Objective
Can the data below be echoed back word for word?

Data to use
━━━━━━━━━━━━━━━━━━━━━━━━━━━━━━
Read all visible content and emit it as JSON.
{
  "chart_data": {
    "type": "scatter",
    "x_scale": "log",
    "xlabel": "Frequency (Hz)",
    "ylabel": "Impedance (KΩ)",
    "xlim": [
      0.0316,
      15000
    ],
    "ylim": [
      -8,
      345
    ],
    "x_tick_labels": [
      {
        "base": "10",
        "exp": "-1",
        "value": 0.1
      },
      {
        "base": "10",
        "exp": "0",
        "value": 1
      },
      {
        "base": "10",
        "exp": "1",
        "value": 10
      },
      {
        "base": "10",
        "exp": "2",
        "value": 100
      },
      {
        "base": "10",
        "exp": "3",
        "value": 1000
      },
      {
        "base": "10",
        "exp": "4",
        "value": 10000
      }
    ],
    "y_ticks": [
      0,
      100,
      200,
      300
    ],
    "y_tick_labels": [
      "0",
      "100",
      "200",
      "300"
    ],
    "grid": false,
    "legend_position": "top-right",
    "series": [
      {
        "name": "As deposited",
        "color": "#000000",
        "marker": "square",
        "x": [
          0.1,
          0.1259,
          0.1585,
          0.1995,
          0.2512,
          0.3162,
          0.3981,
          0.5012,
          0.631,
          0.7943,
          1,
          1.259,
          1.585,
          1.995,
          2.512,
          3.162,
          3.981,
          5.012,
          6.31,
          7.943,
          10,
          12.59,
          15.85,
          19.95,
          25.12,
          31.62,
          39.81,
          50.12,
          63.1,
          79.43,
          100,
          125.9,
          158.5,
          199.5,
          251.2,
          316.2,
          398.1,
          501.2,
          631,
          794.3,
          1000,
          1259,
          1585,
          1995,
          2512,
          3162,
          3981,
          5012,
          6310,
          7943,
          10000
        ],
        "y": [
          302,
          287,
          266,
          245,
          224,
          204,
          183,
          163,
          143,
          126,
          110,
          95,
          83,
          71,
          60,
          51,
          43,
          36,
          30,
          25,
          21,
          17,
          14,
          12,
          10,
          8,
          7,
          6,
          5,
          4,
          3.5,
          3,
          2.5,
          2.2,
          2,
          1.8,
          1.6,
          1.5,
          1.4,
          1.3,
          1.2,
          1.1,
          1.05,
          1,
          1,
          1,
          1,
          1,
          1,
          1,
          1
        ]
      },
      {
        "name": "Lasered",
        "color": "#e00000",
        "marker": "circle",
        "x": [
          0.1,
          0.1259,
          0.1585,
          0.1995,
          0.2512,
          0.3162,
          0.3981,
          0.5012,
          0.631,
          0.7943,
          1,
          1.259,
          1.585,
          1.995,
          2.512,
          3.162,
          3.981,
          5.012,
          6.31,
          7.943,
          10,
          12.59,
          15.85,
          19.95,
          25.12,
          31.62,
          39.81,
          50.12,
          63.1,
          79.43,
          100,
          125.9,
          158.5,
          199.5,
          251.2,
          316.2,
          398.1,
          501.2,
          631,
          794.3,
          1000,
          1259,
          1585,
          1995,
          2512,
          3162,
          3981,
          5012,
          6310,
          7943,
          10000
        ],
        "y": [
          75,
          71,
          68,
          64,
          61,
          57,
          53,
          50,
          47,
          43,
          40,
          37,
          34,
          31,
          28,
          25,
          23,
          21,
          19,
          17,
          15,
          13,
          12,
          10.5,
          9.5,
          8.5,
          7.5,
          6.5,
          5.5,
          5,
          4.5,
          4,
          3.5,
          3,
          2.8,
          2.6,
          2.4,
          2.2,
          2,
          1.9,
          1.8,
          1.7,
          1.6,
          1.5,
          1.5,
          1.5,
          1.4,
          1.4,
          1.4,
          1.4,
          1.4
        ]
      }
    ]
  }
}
━━━━━━━━━━━━━━━━━━━━━━━━━━━━━━
The completed task
Read all visible content and emit it as JSON.
{
  "chart_data": {
    "type": "scatter",
    "x_scale": "log",
    "xlabel": "Frequency (Hz)",
    "ylabel": "Impedance (KΩ)",
    "xlim": [
      0.0316,
      15000
    ],
    "ylim": [
      -8,
      345
    ],
    "x_tick_labels": [
      {
        "base": "10",
        "exp": "-1",
        "value": 0.1
      },
      {
        "base": "10",
        "exp": "0",
        "value": 1
      },
      {
        "base": "10",
        "exp": "1",
        "value": 10
      },
      {
        "base": "10",
        "exp": "2",
        "value": 100
      },
      {
        "base": "10",
        "exp": "3",
        "value": 1000
      },
      {
        "base": "10",
        "exp": "4",
        "value": 10000
      }
    ],
    "y_ticks": [
      0,
      100,
      200,
      300
    ],
    "y_tick_labels": [
      "0",
      "100",
      "200",
      "300"
    ],
    "grid": false,
    "legend_position": "top-right",
    "series": [
      {
        "name": "As deposited",
        "color": "#000000",
        "marker": "square",
        "x": [
          0.1,
          0.1259,
          0.1585,
          0.1995,
          0.2512,
          0.3162,
          0.3981,
          0.5012,
          0.631,
          0.7943,
          1,
          1.259,
          1.585,
          1.995,
          2.512,
          3.162,
          3.981,
          5.012,
          6.31,
          7.943,
          10,
          12.59,
          15.85,
          19.95,
          25.12,
          31.62,
          39.81,
          50.12,
          63.1,
          79.43,
          100,
          125.9,
          158.5,
          199.5,
          251.2,
          316.2,
          398.1,
          501.2,
          631,
          794.3,
          1000,
          1259,
          1585,
          1995,
          2512,
          3162,
          3981,
          5012,
          6310,
          7943,
          10000
        ],
        "y": [
          302,
          287,
          266,
          245,
          224,
          204,
          183,
          163,
          143,
          126,
          110,
          95,
          83,
          71,
          60,
          51,
          43,
          36,
          30,
          25,
          21,
          17,
          14,
          12,
          10,
          8,
          7,
          6,
          5,
          4,
          3.5,
          3,
          2.5,
          2.2,
          2,
          1.8,
          1.6,
          1.5,
          1.4,
          1.3,
          1.2,
          1.1,
          1.05,
          1,
          1,
          1,
          1,
          1,
          1,
          1,
          1
        ]
      },
      {
        "name": "Lasered",
        "color": "#e00000",
        "marker": "circle",
        "x": [
          0.1,
          0.1259,
          0.1585,
          0.1995,
          0.2512,
          0.3162,
          0.3981,
          0.5012,
          0.631,
          0.7943,
          1,
          1.259,
          1.585,
          1.995,
          2.512,
          3.162,
          3.981,
          5.012,
          6.31,
          7.943,
          10,
          12.59,
          15.85,
          19.95,
          25.12,
          31.62,
          39.81,
          50.12,
          63.1,
          79.43,
          100,
          125.9,
          158.5,
          199.5,
          251.2,
          316.2,
          398.1,
          501.2,
          631,
          794.3,
          1000,
          1259,
          1585,
          1995,
          2512,
          3162,
          3981,
          5012,
          6310,
          7943,
          10000
        ],
        "y": [
          75,
          71,
          68,
          64,
          61,
          57,
          53,
          50,
          47,
          43,
          40,
          37,
          34,
          31,
          28,
          25,
          23,
          21,
          19,
          17,
          15,
          13,
          12,
          10.5,
          9.5,
          8.5,
          7.5,
          6.5,
          5.5,
          5,
          4.5,
          4,
          3.5,
          3,
          2.8,
          2.6,
          2.4,
          2.2,
          2,
          1.9,
          1.8,
          1.7,
          1.6,
          1.5,
          1.5,
          1.5,
          1.4,
          1.4,
          1.4,
          1.4,
          1.4
        ]
      }
    ]
  }
}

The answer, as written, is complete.